■ SOURCE PASSAGE
___

From an engineering point of view, the reason we're seeing this proliferation is largely due to the advent of so-called digital RF. Folks need to characterize the RF environment where transmissions occur in short bursts and sometimes at random. In most CSMA (collision sensing multiple access) packet data systems, transmissions turn on only for the time it takes to transmit a packet. The spectrum is then released for other CSMA emitters.
Cognitive Radios
In addition to bursty emissions, there are other reasons for owning a portable spectrum analyzer. System modulation formats, frequency levels, and RF power often change in response to more-or-less random protocol events. So-called cognitive radios adjust frequency, modulation and power in response to the spectrum environment at a particular point in time and location. A spectrum analyzer that can measure modulation and power is handy, indeed.
Nowadays, multiple RF devices can also be housed within a single product package (such as a notebook with wireless LAN capability, Bluetooth, cellular, and RFID). Gosh, in some cases RF emitters now actually share the same module or even the same silicon as a product's microprocessor or embedded controller.
Typical systems that share spectrum include short-range UWB (ultra-wide-band) wireless and CDMA (code division multiple access) cellphones. For designers and implementers of RF components for these types of systems, it pays to know as much as you can about non-linear component behavior, and how that behavior changes over short time periods. That's where Tek's DPX Digital Phosphor technology comes in. The company likens it to turning on a light in a dark room.
Patented Processing
DPX uses intensive processing to emulate the venerable long-persistence of yesterday's CRT storage scopes. Unlike that timeworn technology, DPX combines Tektronix patented display processing with dedicated DSP hardware.

___

■ RECORDS SHOWN
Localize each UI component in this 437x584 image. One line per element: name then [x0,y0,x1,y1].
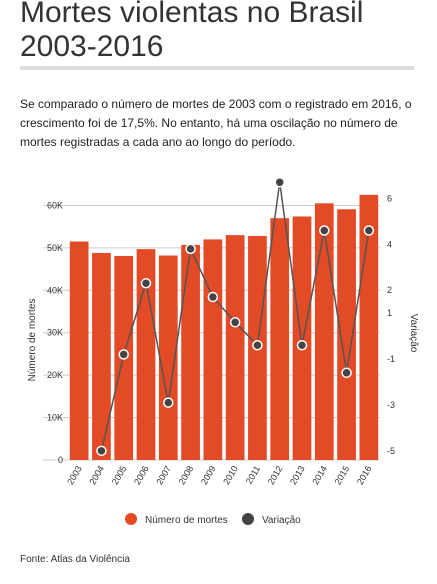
variation-point [319,225,330,236]
variation-point [96,445,107,457]
x-tick-label: 2015 [333,464,352,486]
legend-bars-swatch[interactable] [125,513,137,525]
x-tick-label: 2013 [288,464,307,486]
variation-point [163,397,174,408]
legend: Número de mortes Variação [125,513,301,526]
x-tick-label: 2006 [132,464,151,486]
bar [270,218,290,460]
x-tick-label: 2009 [199,464,218,486]
y-tick-label: 50K [47,243,63,253]
y2-tick-label: -5 [387,446,395,456]
y2-tick-label: -3 [387,400,395,410]
x-tick-label: 2004 [87,464,106,486]
source-note: Fonte: Atlas da Violência [20,554,130,565]
variation-point [229,317,241,328]
variation-point [118,349,129,360]
title-line-2: 2003-2016 [20,30,164,63]
y-tick-label: 60K [47,200,63,210]
x-tick-label: 2005 [110,464,129,486]
y2-tick-label: -1 [387,354,395,364]
x-tick-label: 2016 [355,464,374,486]
variation-point [296,339,308,351]
bars [69,194,379,461]
chart-description: Se comparado o número de mortes de 2003 … [20,97,412,149]
y2-tick-label: 6 [387,193,392,203]
legend-bars-label[interactable]: Número de mortes [145,515,228,526]
y2-tick-label: 2 [387,285,392,295]
bar [314,203,334,461]
variation-point [363,225,375,236]
bar [337,209,356,460]
page-title: Mortes violentas no Brasil 2003-2016 [20,0,420,64]
x-tick-label: 2010 [221,464,240,486]
bar [69,241,89,460]
x-tick-label: 2014 [310,464,329,486]
legend-line-label[interactable]: Variação [262,515,301,526]
variation-point [140,278,152,289]
x-tick-label: 2008 [177,464,196,486]
bar [225,235,245,460]
y-tick-label: 40K [47,285,63,295]
bar [158,255,178,460]
y-tick-label: 10K [47,413,63,423]
y2-tick-label: 1 [387,308,392,318]
y-tick-label: 20K [47,370,63,380]
x-tick-label: 2007 [154,464,173,486]
variation-point [207,291,219,303]
variation-point [252,339,263,351]
bar [92,252,111,460]
x-tick-label: 2011 [244,464,262,486]
variation-point [185,243,196,255]
y2-axis-label: Variação [408,314,419,353]
bar [136,249,156,460]
title-line-1: Mortes violentas no Brasil [20,0,364,29]
x-tick-label: 2003 [65,464,84,486]
bar [292,216,312,460]
y-axis-label: Número de mortes [27,299,38,382]
variation-point [274,177,285,188]
x-tick-label: 2012 [266,464,285,486]
y2-tick-label: 4 [387,239,392,249]
legend-line-swatch[interactable] [242,513,254,525]
variation-point [341,367,352,379]
y-tick-label: 0 [58,455,63,465]
bar [181,244,200,460]
y-tick-label: 30K [47,328,63,338]
title-divider [20,66,414,70]
variation-line [96,177,375,457]
bar [203,239,223,460]
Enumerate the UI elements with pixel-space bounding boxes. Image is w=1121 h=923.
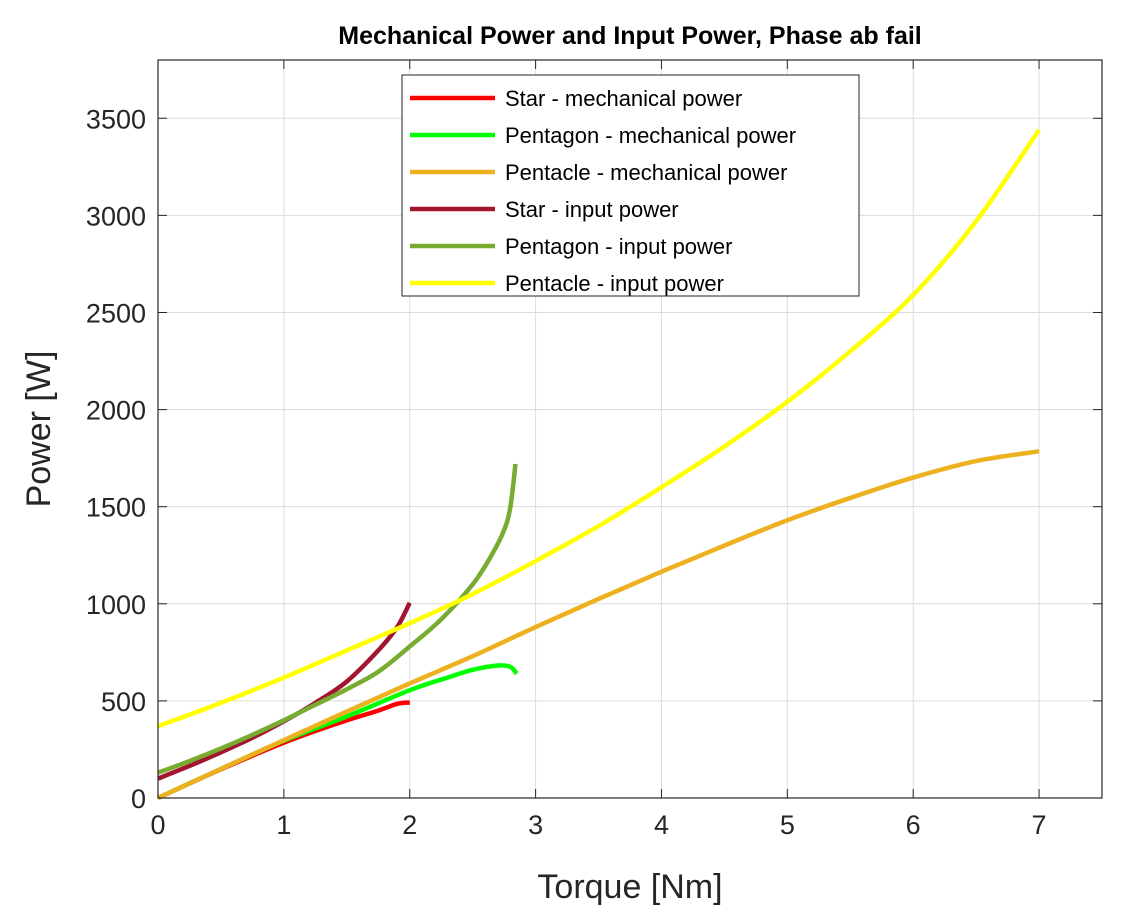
x-tick-label: 6 [906, 810, 921, 840]
x-tick-label: 1 [276, 810, 291, 840]
legend-label-star-input-power: Star - input power [505, 197, 679, 222]
y-tick-label: 0 [131, 784, 146, 814]
y-tick-label: 2000 [86, 396, 146, 426]
legend-label-pentagon-input-power: Pentagon - input power [505, 234, 733, 259]
y-axis-label: Power [W] [20, 351, 58, 508]
x-tick-label: 4 [654, 810, 669, 840]
x-tick-label: 3 [528, 810, 543, 840]
legend-box [401, 74, 860, 297]
series-lines [157, 128, 1041, 801]
legend-label-star-mechanical-power: Star - mechanical power [505, 86, 742, 111]
legend: Star - mechanical power Pentagon - mechan… [401, 74, 860, 297]
x-tick-label: 2 [402, 810, 417, 840]
x-tick-label: 7 [1032, 810, 1047, 840]
x-axis-label: Torque [Nm] [537, 868, 722, 906]
y-tick-label: 3000 [86, 201, 146, 231]
legend-label-pentacle-mechanical-power: Pentacle - mechanical power [505, 160, 787, 185]
y-tick-label: 1500 [86, 493, 146, 523]
plot-frame [157, 59, 1103, 799]
x-axis-ticks: 0 1 2 3 4 5 6 7 [150, 60, 1047, 840]
series-line-pentagon-input-power [157, 463, 518, 775]
y-tick-label: 2500 [86, 298, 146, 328]
x-tick-label: 0 [150, 810, 165, 840]
series-line-pentacle-mechanical-power [157, 449, 1040, 801]
series-line-pentacle-input-power [157, 128, 1041, 729]
x-tick-label: 5 [780, 810, 795, 840]
chart-title: Mechanical Power and Input Power, Phase … [338, 22, 922, 50]
legend-label-pentagon-mechanical-power: Pentagon - mechanical power [505, 123, 796, 148]
legend-label-pentacle-input-power: Pentacle - input power [505, 271, 724, 296]
y-tick-label: 1000 [86, 590, 146, 620]
y-axis-ticks: 0 500 1000 1500 2000 2500 3000 3500 [86, 104, 1102, 814]
y-tick-label: 3500 [86, 104, 146, 134]
y-tick-label: 500 [101, 687, 146, 717]
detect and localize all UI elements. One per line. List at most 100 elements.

___

■ WRITTEN REQUEST
Continue the passage on portable spectrum analyzers and DPX from its last sentence.

■ TASK ANSWER
The two DPX-equipped instruments can now do frequency transforms orders of magnitude faster than most conventional spectrum analyzers. The combination of processing horsepower and color display technology gives Tek portables the ability to convey meaningful displays of vast amounts of information. A key point is that DPX generates displays at full-motion rates, with statistical persistence processing supporting motion viewing of signals over time.
DPX also makes weak signals interspersed with strong signals immediately visible, and it can highlight short-duration events. If you were looking for a terrorist pushing a transmitter button once to detonate a device remotely, Tek's portables could likely find the source.
These portables are also equipped with nifty persistence adjustments. They let you optimize a DPX system display for varying signal conditions. That can range from live RF views of dynamic signals to the discovery of single and infrequent RF bursts.
The Known And Unknown
The new SA2600 spectrum analyzer, and Tektronix predecessor H600 RFHawk, both leverage DPX to the hilt. The battery-powered H600, rolled out earlier this year, and the new SA2600, can classify known signals, and locate unknown signals. The latter is just the ticket for spotting illegitimate analog and digital RF sources.
In its Scan mode, the RFHawk covers 10 kHz to 6.2 GHz, a range over which it can detect signals as low as -153 dBm DANL (displayed average noise level). The RFHawk matches signals to known standards, too, in part using frequency and bandwidth criteria. An on-board expert help database, replete with on-screen profile masks, lets you make frequency offset estimations.
The RFHawk actually examines a cyclo-stationary make-up of a given signal to look for specific cyclical components. By color-coding events based on the rate of occurrence, the RFHawk DPX display can reveal the results of 10,000 spectrum updates every second.
With that, transients as brief as 125 µs can be frozen in the frequency domain. With built-in classification for CDMA, W-CDMA, and GSM cellular signals, as well as ATSC digital TV signals, the expert help system with on-screen profile masks will let you make frequency offset estimations.
As mentioned in the press release, these instruments can also hunt down outdoor signals by plotting measurements directly into GPS geo-referenced maps. For in-building signals, you can also enter location on your maps with a so-called tap-and-walk-and-tap human interface.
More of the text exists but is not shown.